YOUR TASK:
Copy every entry exactly.

§ §

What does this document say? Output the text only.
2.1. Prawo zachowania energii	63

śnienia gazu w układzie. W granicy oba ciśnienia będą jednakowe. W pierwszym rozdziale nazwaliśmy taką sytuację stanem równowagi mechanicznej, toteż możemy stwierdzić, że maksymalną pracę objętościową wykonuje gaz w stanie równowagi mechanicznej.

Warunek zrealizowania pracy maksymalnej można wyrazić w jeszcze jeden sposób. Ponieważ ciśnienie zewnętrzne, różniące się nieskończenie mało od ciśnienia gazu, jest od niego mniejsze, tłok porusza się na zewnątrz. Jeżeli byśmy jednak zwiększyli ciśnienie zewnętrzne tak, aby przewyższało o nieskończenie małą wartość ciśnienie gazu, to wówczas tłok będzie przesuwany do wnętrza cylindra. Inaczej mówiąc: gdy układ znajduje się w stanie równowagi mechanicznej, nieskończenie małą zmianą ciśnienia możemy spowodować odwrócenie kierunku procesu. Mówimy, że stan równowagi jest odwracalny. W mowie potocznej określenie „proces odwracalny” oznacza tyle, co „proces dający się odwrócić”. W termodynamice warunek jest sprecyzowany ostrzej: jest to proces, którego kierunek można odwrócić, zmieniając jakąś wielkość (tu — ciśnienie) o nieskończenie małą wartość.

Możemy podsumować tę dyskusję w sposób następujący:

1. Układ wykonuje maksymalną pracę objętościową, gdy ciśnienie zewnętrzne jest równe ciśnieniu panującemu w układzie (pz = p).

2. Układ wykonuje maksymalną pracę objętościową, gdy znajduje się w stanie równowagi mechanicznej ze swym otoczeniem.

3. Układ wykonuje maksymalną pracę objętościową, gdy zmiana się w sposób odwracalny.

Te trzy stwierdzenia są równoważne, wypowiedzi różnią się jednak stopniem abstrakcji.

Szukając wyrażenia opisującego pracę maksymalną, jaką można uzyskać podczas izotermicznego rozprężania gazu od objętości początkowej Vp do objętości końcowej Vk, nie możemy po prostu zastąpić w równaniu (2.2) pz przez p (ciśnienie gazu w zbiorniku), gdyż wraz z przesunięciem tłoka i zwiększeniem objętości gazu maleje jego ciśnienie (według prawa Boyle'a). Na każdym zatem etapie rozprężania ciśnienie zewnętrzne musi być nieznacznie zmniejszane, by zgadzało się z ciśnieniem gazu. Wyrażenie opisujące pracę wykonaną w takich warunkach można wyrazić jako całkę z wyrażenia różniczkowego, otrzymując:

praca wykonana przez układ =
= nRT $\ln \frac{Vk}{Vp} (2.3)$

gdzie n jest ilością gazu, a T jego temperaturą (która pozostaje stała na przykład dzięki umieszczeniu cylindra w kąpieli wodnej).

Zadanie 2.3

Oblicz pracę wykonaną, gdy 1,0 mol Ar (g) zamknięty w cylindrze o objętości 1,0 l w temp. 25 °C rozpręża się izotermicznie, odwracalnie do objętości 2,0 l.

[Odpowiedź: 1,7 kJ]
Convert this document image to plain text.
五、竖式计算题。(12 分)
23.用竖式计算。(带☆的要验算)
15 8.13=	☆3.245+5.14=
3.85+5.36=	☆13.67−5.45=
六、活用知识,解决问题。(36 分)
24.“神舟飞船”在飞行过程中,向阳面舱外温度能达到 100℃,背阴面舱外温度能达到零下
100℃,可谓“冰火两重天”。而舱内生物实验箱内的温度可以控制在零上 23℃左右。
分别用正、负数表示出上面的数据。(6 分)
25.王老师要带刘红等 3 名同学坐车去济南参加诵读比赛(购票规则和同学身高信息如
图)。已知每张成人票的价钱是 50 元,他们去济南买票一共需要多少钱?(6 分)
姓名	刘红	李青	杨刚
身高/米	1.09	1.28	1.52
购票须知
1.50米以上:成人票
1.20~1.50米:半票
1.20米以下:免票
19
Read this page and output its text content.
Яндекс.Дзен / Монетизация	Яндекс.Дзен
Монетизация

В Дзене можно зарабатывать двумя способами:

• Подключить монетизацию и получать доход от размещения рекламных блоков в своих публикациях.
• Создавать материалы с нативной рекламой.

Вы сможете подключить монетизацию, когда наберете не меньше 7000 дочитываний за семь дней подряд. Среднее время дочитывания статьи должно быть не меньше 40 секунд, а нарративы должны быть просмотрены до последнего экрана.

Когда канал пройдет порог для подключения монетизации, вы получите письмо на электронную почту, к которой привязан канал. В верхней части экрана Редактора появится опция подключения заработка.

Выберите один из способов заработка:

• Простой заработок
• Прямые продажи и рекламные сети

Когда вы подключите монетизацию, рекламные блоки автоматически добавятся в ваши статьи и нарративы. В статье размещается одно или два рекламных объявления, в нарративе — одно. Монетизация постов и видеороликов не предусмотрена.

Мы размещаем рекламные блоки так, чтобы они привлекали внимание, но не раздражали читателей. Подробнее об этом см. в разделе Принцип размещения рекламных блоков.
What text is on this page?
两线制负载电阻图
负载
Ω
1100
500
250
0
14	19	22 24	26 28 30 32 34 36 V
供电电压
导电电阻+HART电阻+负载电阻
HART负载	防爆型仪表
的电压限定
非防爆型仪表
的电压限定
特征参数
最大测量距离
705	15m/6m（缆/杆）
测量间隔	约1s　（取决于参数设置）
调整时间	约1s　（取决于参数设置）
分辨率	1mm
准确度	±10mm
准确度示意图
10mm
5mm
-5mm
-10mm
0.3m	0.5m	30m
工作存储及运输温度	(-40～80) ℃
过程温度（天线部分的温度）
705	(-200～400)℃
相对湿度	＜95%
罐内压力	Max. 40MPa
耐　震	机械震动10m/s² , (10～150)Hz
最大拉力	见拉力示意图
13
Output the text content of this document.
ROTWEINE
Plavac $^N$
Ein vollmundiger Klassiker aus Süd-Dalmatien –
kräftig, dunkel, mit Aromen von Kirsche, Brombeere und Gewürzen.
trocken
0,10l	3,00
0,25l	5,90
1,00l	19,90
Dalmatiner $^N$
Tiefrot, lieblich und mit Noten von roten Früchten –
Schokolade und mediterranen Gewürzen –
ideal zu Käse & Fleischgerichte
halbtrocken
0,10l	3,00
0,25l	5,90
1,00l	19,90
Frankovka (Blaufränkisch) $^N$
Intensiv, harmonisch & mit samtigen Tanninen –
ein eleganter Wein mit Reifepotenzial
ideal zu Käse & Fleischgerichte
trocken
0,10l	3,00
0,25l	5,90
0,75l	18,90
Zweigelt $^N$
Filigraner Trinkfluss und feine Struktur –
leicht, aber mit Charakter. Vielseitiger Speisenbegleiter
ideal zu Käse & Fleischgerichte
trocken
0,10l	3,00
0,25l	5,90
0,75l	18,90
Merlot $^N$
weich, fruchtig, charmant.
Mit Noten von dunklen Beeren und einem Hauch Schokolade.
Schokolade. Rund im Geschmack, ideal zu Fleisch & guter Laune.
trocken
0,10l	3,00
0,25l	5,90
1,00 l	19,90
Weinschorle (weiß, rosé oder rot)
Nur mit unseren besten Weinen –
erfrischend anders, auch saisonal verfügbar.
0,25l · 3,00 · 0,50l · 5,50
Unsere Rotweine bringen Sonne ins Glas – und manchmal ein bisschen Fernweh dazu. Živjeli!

§ §

EXERCISE OUTPUT:
What does this document say? Output the text only.
2.1. Prawo zachowania energii	63

śnienia gazu w układzie. W granicy oba ciśnienia będą jednakowe. W pierwszym rozdziale nazwaliśmy taką sytuację stanem równowagi mechanicznej, toteż możemy stwierdzić, że maksymalną pracę objętościową wykonuje gaz w stanie równowagi mechanicznej.

Warunek zrealizowania pracy maksymalnej można wyrazić w jeszcze jeden sposób. Ponieważ ciśnienie zewnętrzne, różniące się nieskończenie mało od ciśnienia gazu, jest od niego mniejsze, tłok porusza się na zewnątrz. Jeżeli byśmy jednak zwiększyli ciśnienie zewnętrzne tak, aby przewyższało o nieskończenie małą wartość ciśnienie gazu, to wówczas tłok będzie przesuwany do wnętrza cylindra. Inaczej mówiąc: gdy układ znajduje się w stanie równowagi mechanicznej, nieskończenie małą zmianą ciśnienia możemy spowodować odwrócenie kierunku procesu. Mówimy, że stan równowagi jest odwracalny. W mowie potocznej określenie „proces odwracalny” oznacza tyle, co „proces dający się odwrócić”. W termodynamice warunek jest sprecyzowany ostrzej: jest to proces, którego kierunek można odwrócić, zmieniając jakąś wielkość (tu — ciśnienie) o nieskończenie małą wartość.

Możemy podsumować tę dyskusję w sposób następujący:

1. Układ wykonuje maksymalną pracę objętościową, gdy ciśnienie zewnętrzne jest równe ciśnieniu panującemu w układzie (pz = p).

2. Układ wykonuje maksymalną pracę objętościową, gdy znajduje się w stanie równowagi mechanicznej ze swym otoczeniem.

3. Układ wykonuje maksymalną pracę objętościową, gdy zmiana się w sposób odwracalny.

Te trzy stwierdzenia są równoważne, wypowiedzi różnią się jednak stopniem abstrakcji.

Szukając wyrażenia opisującego pracę maksymalną, jaką można uzyskać podczas izotermicznego rozprężania gazu od objętości początkowej Vp do objętości końcowej Vk, nie możemy po prostu zastąpić w równaniu (2.2) pz przez p (ciśnienie gazu w zbiorniku), gdyż wraz z przesunięciem tłoka i zwiększeniem objętości gazu maleje jego ciśnienie (według prawa Boyle'a). Na każdym zatem etapie rozprężania ciśnienie zewnętrzne musi być nieznacznie zmniejszane, by zgadzało się z ciśnieniem gazu. Wyrażenie opisujące pracę wykonaną w takich warunkach można wyrazić jako całkę z wyrażenia różniczkowego, otrzymując:

praca wykonana przez układ =
= nRT $\ln \frac{Vk}{Vp} (2.3)$

gdzie n jest ilością gazu, a T jego temperaturą (która pozostaje stała na przykład dzięki umieszczeniu cylindra w kąpieli wodnej).

Zadanie 2.3

Oblicz pracę wykonaną, gdy 1,0 mol Ar (g) zamknięty w cylindrze o objętości 1,0 l w temp. 25 °C rozpręża się izotermicznie, odwracalnie do objętości 2,0 l.

[Odpowiedź: 1,7 kJ]
Convert this document image to plain text.
五、竖式计算题。(12 分)
23.用竖式计算。(带☆的要验算)
15 8.13=	☆3.245+5.14=
3.85+5.36=	☆13.67−5.45=
六、活用知识,解决问题。(36 分)
24.“神舟飞船”在飞行过程中,向阳面舱外温度能达到 100℃,背阴面舱外温度能达到零下
100℃,可谓“冰火两重天”。而舱内生物实验箱内的温度可以控制在零上 23℃左右。
分别用正、负数表示出上面的数据。(6 分)
25.王老师要带刘红等 3 名同学坐车去济南参加诵读比赛(购票规则和同学身高信息如
图)。已知每张成人票的价钱是 50 元,他们去济南买票一共需要多少钱?(6 分)
姓名	刘红	李青	杨刚
身高/米	1.09	1.28	1.52
购票须知
1.50米以上:成人票
1.20~1.50米:半票
1.20米以下:免票
19
Read this page and output its text content.
Яндекс.Дзен / Монетизация	Яндекс.Дзен
Монетизация

В Дзене можно зарабатывать двумя способами:

• Подключить монетизацию и получать доход от размещения рекламных блоков в своих публикациях.
• Создавать материалы с нативной рекламой.

Вы сможете подключить монетизацию, когда наберете не меньше 7000 дочитываний за семь дней подряд. Среднее время дочитывания статьи должно быть не меньше 40 секунд, а нарративы должны быть просмотрены до последнего экрана.

Когда канал пройдет порог для подключения монетизации, вы получите письмо на электронную почту, к которой привязан канал. В верхней части экрана Редактора появится опция подключения заработка.

Выберите один из способов заработка:

• Простой заработок
• Прямые продажи и рекламные сети

Когда вы подключите монетизацию, рекламные блоки автоматически добавятся в ваши статьи и нарративы. В статье размещается одно или два рекламных объявления, в нарративе — одно. Монетизация постов и видеороликов не предусмотрена.

Мы размещаем рекламные блоки так, чтобы они привлекали внимание, но не раздражали читателей. Подробнее об этом см. в разделе Принцип размещения рекламных блоков.
What text is on this page?
两线制负载电阻图
负载
Ω
1100
500
250
0
14	19	22 24	26 28 30 32 34 36 V
供电电压
导电电阻+HART电阻+负载电阻
HART负载	防爆型仪表
的电压限定
非防爆型仪表
的电压限定
特征参数
最大测量距离
705	15m/6m（缆/杆）
测量间隔	约1s　（取决于参数设置）
调整时间	约1s　（取决于参数设置）
分辨率	1mm
准确度	±10mm
准确度示意图
10mm
5mm
-5mm
-10mm
0.3m	0.5m	30m
工作存储及运输温度	(-40～80) ℃
过程温度（天线部分的温度）
705	(-200～400)℃
相对湿度	＜95%
罐内压力	Max. 40MPa
耐　震	机械震动10m/s² , (10～150)Hz
最大拉力	见拉力示意图
13
Output the text content of this document.
ROTWEINE
Plavac $^N$
Ein vollmundiger Klassiker aus Süd-Dalmatien –
kräftig, dunkel, mit Aromen von Kirsche, Brombeere und Gewürzen.
trocken
0,10l	3,00
0,25l	5,90
1,00l	19,90
Dalmatiner $^N$
Tiefrot, lieblich und mit Noten von roten Früchten –
Schokolade und mediterranen Gewürzen –
ideal zu Käse & Fleischgerichte
halbtrocken
0,10l	3,00
0,25l	5,90
1,00l	19,90
Frankovka (Blaufränkisch) $^N$
Intensiv, harmonisch & mit samtigen Tanninen –
ein eleganter Wein mit Reifepotenzial
ideal zu Käse & Fleischgerichte
trocken
0,10l	3,00
0,25l	5,90
0,75l	18,90
Zweigelt $^N$
Filigraner Trinkfluss und feine Struktur –
leicht, aber mit Charakter. Vielseitiger Speisenbegleiter
ideal zu Käse & Fleischgerichte
trocken
0,10l	3,00
0,25l	5,90
0,75l	18,90
Merlot $^N$
weich, fruchtig, charmant.
Mit Noten von dunklen Beeren und einem Hauch Schokolade.
Schokolade. Rund im Geschmack, ideal zu Fleisch & guter Laune.
trocken
0,10l	3,00
0,25l	5,90
1,00 l	19,90
Weinschorle (weiß, rosé oder rot)
Nur mit unseren besten Weinen –
erfrischend anders, auch saisonal verfügbar.
0,25l · 3,00 · 0,50l · 5,50
Unsere Rotweine bringen Sonne ins Glas – und manchmal ein bisschen Fernweh dazu. Živjeli!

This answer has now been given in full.